§ **DATA TO PROCESS**:
begin

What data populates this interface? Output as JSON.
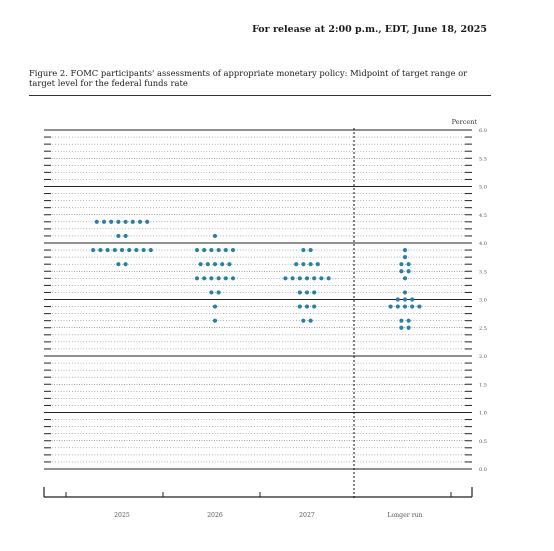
{
  "header": {
    "release": "For release at 2:00 p.m., EDT, June 18, 2025",
    "figure_caption": "Figure 2.  FOMC participants' assessments of appropriate monetary policy: Midpoint of target range or target level for the federal funds rate"
  },
  "colors": {
    "dot": "#2a7fa4",
    "axis": "#222222",
    "grid": "#444444",
    "text": "#555555"
  },
  "chart_data": {
    "type": "scatter",
    "title": "",
    "ylabel": "Percent",
    "ylim": [
      0.0,
      6.0
    ],
    "grid": true,
    "y_ticks": [
      "0.0",
      "0.5",
      "1.0",
      "1.5",
      "2.0",
      "2.5",
      "3.0",
      "3.5",
      "4.0",
      "4.5",
      "5.0",
      "5.5",
      "6.0"
    ],
    "categories": [
      "2025",
      "2026",
      "2027",
      "Longer run"
    ],
    "dot_plot": [
      {
        "category": "2025",
        "points": [
          {
            "y": 4.375,
            "count": 8
          },
          {
            "y": 4.125,
            "count": 2
          },
          {
            "y": 3.875,
            "count": 9
          },
          {
            "y": 3.625,
            "count": 2
          }
        ]
      },
      {
        "category": "2026",
        "points": [
          {
            "y": 4.125,
            "count": 1
          },
          {
            "y": 3.875,
            "count": 6
          },
          {
            "y": 3.625,
            "count": 5
          },
          {
            "y": 3.375,
            "count": 6
          },
          {
            "y": 3.125,
            "count": 2
          },
          {
            "y": 2.875,
            "count": 1
          },
          {
            "y": 2.625,
            "count": 1
          }
        ]
      },
      {
        "category": "2027",
        "points": [
          {
            "y": 3.875,
            "count": 2
          },
          {
            "y": 3.625,
            "count": 4
          },
          {
            "y": 3.375,
            "count": 7
          },
          {
            "y": 3.125,
            "count": 3
          },
          {
            "y": 2.875,
            "count": 3
          },
          {
            "y": 2.625,
            "count": 2
          }
        ]
      },
      {
        "category": "Longer run",
        "points": [
          {
            "y": 3.875,
            "count": 1
          },
          {
            "y": 3.75,
            "count": 1
          },
          {
            "y": 3.625,
            "count": 2
          },
          {
            "y": 3.5,
            "count": 2
          },
          {
            "y": 3.375,
            "count": 1
          },
          {
            "y": 3.125,
            "count": 1
          },
          {
            "y": 3.0,
            "count": 3
          },
          {
            "y": 2.875,
            "count": 5
          },
          {
            "y": 2.625,
            "count": 2
          },
          {
            "y": 2.5,
            "count": 2
          }
        ]
      }
    ]
  }
}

end

§ **EXERCISE**: Nothing but the pictures may be dropped; output the records above exactly.

§ **FULL RESPONSE**:
What data populates this interface? Output as JSON.
{
  "header": {
    "release": "For release at 2:00 p.m., EDT, June 18, 2025",
    "figure_caption": "Figure 2.  FOMC participants' assessments of appropriate monetary policy: Midpoint of target range or target level for the federal funds rate"
  },
  "colors": {
    "dot": "#2a7fa4",
    "axis": "#222222",
    "grid": "#444444",
    "text": "#555555"
  },
  "chart_data": {
    "type": "scatter",
    "title": "",
    "ylabel": "Percent",
    "ylim": [
      0.0,
      6.0
    ],
    "grid": true,
    "y_ticks": [
      "0.0",
      "0.5",
      "1.0",
      "1.5",
      "2.0",
      "2.5",
      "3.0",
      "3.5",
      "4.0",
      "4.5",
      "5.0",
      "5.5",
      "6.0"
    ],
    "categories": [
      "2025",
      "2026",
      "2027",
      "Longer run"
    ],
    "dot_plot": [
      {
        "category": "2025",
        "points": [
          {
            "y": 4.375,
            "count": 8
          },
          {
            "y": 4.125,
            "count": 2
          },
          {
            "y": 3.875,
            "count": 9
          },
          {
            "y": 3.625,
            "count": 2
          }
        ]
      },
      {
        "category": "2026",
        "points": [
          {
            "y": 4.125,
            "count": 1
          },
          {
            "y": 3.875,
            "count": 6
          },
          {
            "y": 3.625,
            "count": 5
          },
          {
            "y": 3.375,
            "count": 6
          },
          {
            "y": 3.125,
            "count": 2
          },
          {
            "y": 2.875,
            "count": 1
          },
          {
            "y": 2.625,
            "count": 1
          }
        ]
      },
      {
        "category": "2027",
        "points": [
          {
            "y": 3.875,
            "count": 2
          },
          {
            "y": 3.625,
            "count": 4
          },
          {
            "y": 3.375,
            "count": 7
          },
          {
            "y": 3.125,
            "count": 3
          },
          {
            "y": 2.875,
            "count": 3
          },
          {
            "y": 2.625,
            "count": 2
          }
        ]
      },
      {
        "category": "Longer run",
        "points": [
          {
            "y": 3.875,
            "count": 1
          },
          {
            "y": 3.75,
            "count": 1
          },
          {
            "y": 3.625,
            "count": 2
          },
          {
            "y": 3.5,
            "count": 2
          },
          {
            "y": 3.375,
            "count": 1
          },
          {
            "y": 3.125,
            "count": 1
          },
          {
            "y": 3.0,
            "count": 3
          },
          {
            "y": 2.875,
            "count": 5
          },
          {
            "y": 2.625,
            "count": 2
          },
          {
            "y": 2.5,
            "count": 2
          }
        ]
      }
    ]
  }
}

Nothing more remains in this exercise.